Start of Task data

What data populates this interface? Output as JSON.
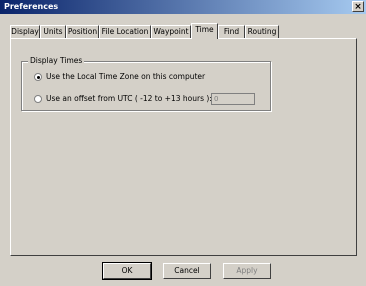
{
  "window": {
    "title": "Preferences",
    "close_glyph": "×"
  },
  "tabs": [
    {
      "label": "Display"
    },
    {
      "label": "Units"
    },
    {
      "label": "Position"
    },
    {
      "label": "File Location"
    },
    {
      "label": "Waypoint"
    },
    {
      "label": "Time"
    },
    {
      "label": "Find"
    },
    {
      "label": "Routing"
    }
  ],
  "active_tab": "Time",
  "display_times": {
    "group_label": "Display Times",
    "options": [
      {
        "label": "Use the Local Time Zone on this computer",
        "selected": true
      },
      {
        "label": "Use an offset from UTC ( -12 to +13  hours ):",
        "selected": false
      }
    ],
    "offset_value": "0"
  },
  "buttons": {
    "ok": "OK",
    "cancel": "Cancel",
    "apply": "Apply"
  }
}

End of Task data

- _Task details_: Write the records out once more, exactly as they appear, with no pictures.

- _Worked solution_:
What data populates this interface? Output as JSON.
{
  "window": {
    "title": "Preferences",
    "close_glyph": "×"
  },
  "tabs": [
    {
      "label": "Display"
    },
    {
      "label": "Units"
    },
    {
      "label": "Position"
    },
    {
      "label": "File Location"
    },
    {
      "label": "Waypoint"
    },
    {
      "label": "Time"
    },
    {
      "label": "Find"
    },
    {
      "label": "Routing"
    }
  ],
  "active_tab": "Time",
  "display_times": {
    "group_label": "Display Times",
    "options": [
      {
        "label": "Use the Local Time Zone on this computer",
        "selected": true
      },
      {
        "label": "Use an offset from UTC ( -12 to +13  hours ):",
        "selected": false
      }
    ],
    "offset_value": "0"
  },
  "buttons": {
    "ok": "OK",
    "cancel": "Cancel",
    "apply": "Apply"
  }
}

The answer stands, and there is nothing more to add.